What the exercise asks: Please lay out every line of the listing below as a JSON list of strings, one string per line, with blank lines and the pictures left out.

— Start —

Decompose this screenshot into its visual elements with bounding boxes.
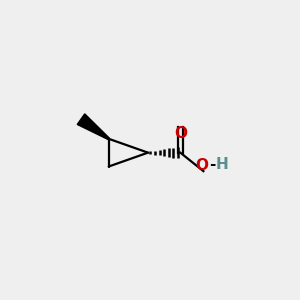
- Text: O: O: [174, 126, 187, 141]
- Polygon shape: [77, 114, 109, 140]
- Text: H: H: [216, 157, 229, 172]
- Text: -: -: [209, 157, 216, 172]
- Text: O: O: [195, 158, 208, 173]
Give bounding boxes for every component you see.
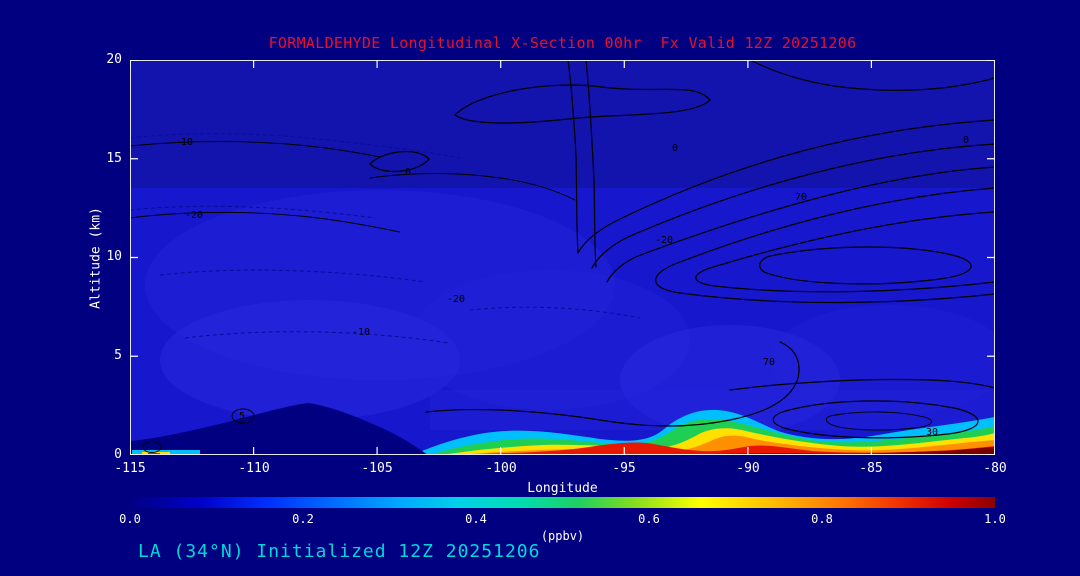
x-tick-label: -115	[114, 461, 146, 476]
surface-plume-band	[422, 409, 995, 455]
x-tick-label: -90	[736, 461, 760, 476]
colorbar-tick-label: 0.6	[638, 512, 660, 526]
contour-label: 0	[963, 135, 969, 146]
y-tick-label: 5	[114, 348, 122, 363]
filled-contour-field	[130, 60, 995, 455]
colorbar-tick-label: 0.8	[811, 512, 833, 526]
terrain-silhouette	[130, 403, 428, 455]
contour-label: 30	[926, 427, 938, 438]
colorbar-tick-label: 0.4	[465, 512, 487, 526]
contour-label: -20	[447, 294, 465, 305]
x-tick-label: -95	[612, 461, 636, 476]
y-tick-label: 20	[106, 52, 122, 67]
y-tick-label: 15	[106, 151, 122, 166]
y-tick-label: 0	[114, 447, 122, 462]
contour-lines	[130, 60, 995, 453]
contour-label: 0	[405, 167, 411, 178]
contour-plot-area: -10 -20 0 0 0 -20 70 70 -10 5 -20 30	[130, 60, 995, 455]
contour-label: -20	[185, 210, 203, 221]
contour-label: 70	[763, 357, 775, 368]
colorbar-tick-label: 0.0	[119, 512, 141, 526]
x-tick-label: -85	[859, 461, 883, 476]
contour-label: -10	[352, 327, 370, 338]
contour-label: 0	[672, 143, 678, 154]
x-axis-label: Longitude	[527, 481, 598, 496]
axes-frame	[130, 60, 995, 455]
x-tick-label: -80	[983, 461, 1007, 476]
colorbar-units-label: (ppbv)	[540, 529, 585, 543]
init-caption: LA (34°N) Initialized 12Z 20251206	[138, 541, 541, 562]
y-tick-label: 10	[106, 249, 122, 264]
contour-label: 5	[239, 411, 245, 422]
x-tick-label: -110	[238, 461, 270, 476]
contour-label: -20	[655, 235, 673, 246]
contour-labels: -10 -20 0 0 0 -20 70 70 -10 5 -20 30	[175, 135, 969, 438]
chart-title: FORMALDEHYDE Longitudinal X-Section 00hr…	[268, 34, 857, 52]
dashed-contour-lines	[130, 133, 641, 344]
colorbar-tick-label: 0.2	[292, 512, 314, 526]
contour-label: 70	[795, 192, 807, 203]
colorbar	[130, 497, 995, 508]
contour-label: -10	[175, 137, 193, 148]
x-tick-label: -105	[361, 461, 393, 476]
x-tick-label: -100	[485, 461, 517, 476]
contour-plot: -10 -20 0 0 0 -20 70 70 -10 5 -20 30	[130, 60, 995, 455]
colorbar-tick-label: 1.0	[984, 512, 1006, 526]
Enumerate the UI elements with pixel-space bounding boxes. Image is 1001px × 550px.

— End —

Solution below:
[
  "Decompose this screenshot into its visual elements with bounding boxes.",
  "- Text: O: O: [174, 126, 187, 141]",
  "- Polygon shape: [77, 114, 109, 140]",
  "- Text: H: H: [216, 157, 229, 172]",
  "- Text: -: -: [209, 157, 216, 172]",
  "- Text: O: O: [195, 158, 208, 173]",
  "Give bounding boxes for every component you see.",
  "x-tick-label: -115\t[114, 461, 146, 476]",
  "surface-plume-band\t[422, 409, 995, 455]",
  "x-tick-label: -90\t[736, 461, 760, 476]",
  "colorbar-tick-label: 0.6\t[638, 512, 660, 526]",
  "contour-label: 0\t[963, 135, 969, 146]",
  "y-tick-label: 5\t[114, 348, 122, 363]",
  "filled-contour-field\t[130, 60, 995, 455]",
  "colorbar-tick-label: 0.8\t[811, 512, 833, 526]",
  "terrain-silhouette\t[130, 403, 428, 455]",
  "contour-label: 30\t[926, 427, 938, 438]",
  "colorbar-tick-label: 0.4\t[465, 512, 487, 526]",
  "contour-label: -20\t[447, 294, 465, 305]",
  "x-tick-label: -95\t[612, 461, 636, 476]",
  "y-tick-label: 20\t[106, 52, 122, 67]",
  "y-tick-label: 15\t[106, 151, 122, 166]",
  "y-tick-label: 0\t[114, 447, 122, 462]",
  "contour-lines\t[130, 60, 995, 453]",
  "contour-label: 0\t[405, 167, 411, 178]",
  "contour-plot-area: -10 -20 0 0 0 -20 70 70 -10 5 -20 30\t[130, 60, 995, 455]",
  "contour-label: -20\t[185, 210, 203, 221]",
  "contour-label: 70\t[763, 357, 775, 368]",
  "colorbar-tick-label: 0.0\t[119, 512, 141, 526]",
  "x-tick-label: -85\t[859, 461, 883, 476]",
  "contour-label: -10\t[352, 327, 370, 338]",
  "contour-label: 0\t[672, 143, 678, 154]",
  "x-axis-label: Longitude\t[527, 481, 598, 496]",
  "axes-frame\t[130, 60, 995, 455]",
  "x-tick-label: -80\t[983, 461, 1007, 476]",
  "colorbar-units-label: (ppbv)\t[540, 529, 585, 543]",
  "init-caption: LA (34°N) Initialized 12Z 20251206\t[138, 541, 541, 562]",
  "y-tick-label: 10\t[106, 249, 122, 264]",
  "contour-label: 5\t[239, 411, 245, 422]",
  "x-tick-label: -110\t[238, 461, 270, 476]",
  "contour-label: -20\t[655, 235, 673, 246]",
  "contour-labels: -10 -20 0 0 0 -20 70 70 -10 5 -20 30\t[175, 135, 969, 438]",
  "chart-title: FORMALDEHYDE Longitudinal X-Section 00hr…\t[268, 34, 857, 52]",
  "dashed-contour-lines\t[130, 133, 641, 344]",
  "colorbar-tick-label: 0.2\t[292, 512, 314, 526]",
  "contour-label: 70\t[795, 192, 807, 203]",
  "colorbar\t[130, 497, 995, 508]",
  "contour-label: -10\t[175, 137, 193, 148]",
  "x-tick-label: -105\t[361, 461, 393, 476]",
  "x-tick-label: -100\t[485, 461, 517, 476]",
  "contour-plot: -10 -20 0 0 0 -20 70 70 -10 5 -20 30\t[130, 60, 995, 455]",
  "colorbar-tick-label: 1.0\t[984, 512, 1006, 526]",
  "Enumerate the UI elements with pixel-space bounding boxes. Image is 1001px × 550px."
]